Given task: Omit every picture while repeating the entries exactly.

(Excerpts from a figure dataset)
========================================
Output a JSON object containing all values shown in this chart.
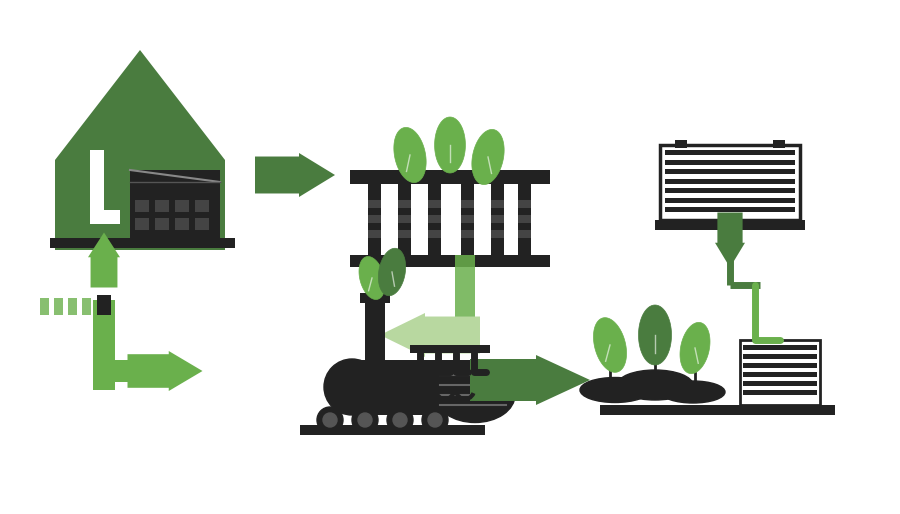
{
  "background_color": "#ffffff",
  "dark_green": "#4a7c3f",
  "light_green": "#6ab04c",
  "dark_color": "#222222",
  "figsize": [
    9.0,
    5.14
  ],
  "dpi": 100
}
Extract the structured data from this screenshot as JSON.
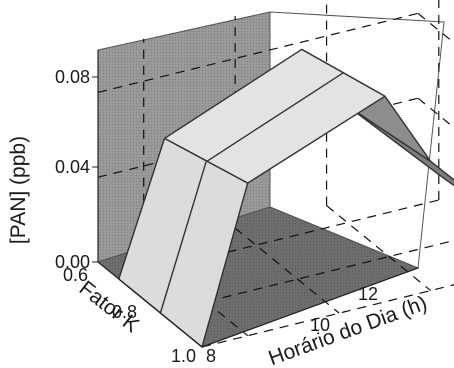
========================================
Written reply:
Output a JSON object containing all values shown in this chart.
{
  "background_color": "#ffffff",
  "dark_green": "#4a7c3f",
  "light_green": "#6ab04c",
  "dark_color": "#222222",
  "figsize": [
    9.0,
    5.14
  ],
  "dpi": 100
}
Extract the structured data from this screenshot as JSON.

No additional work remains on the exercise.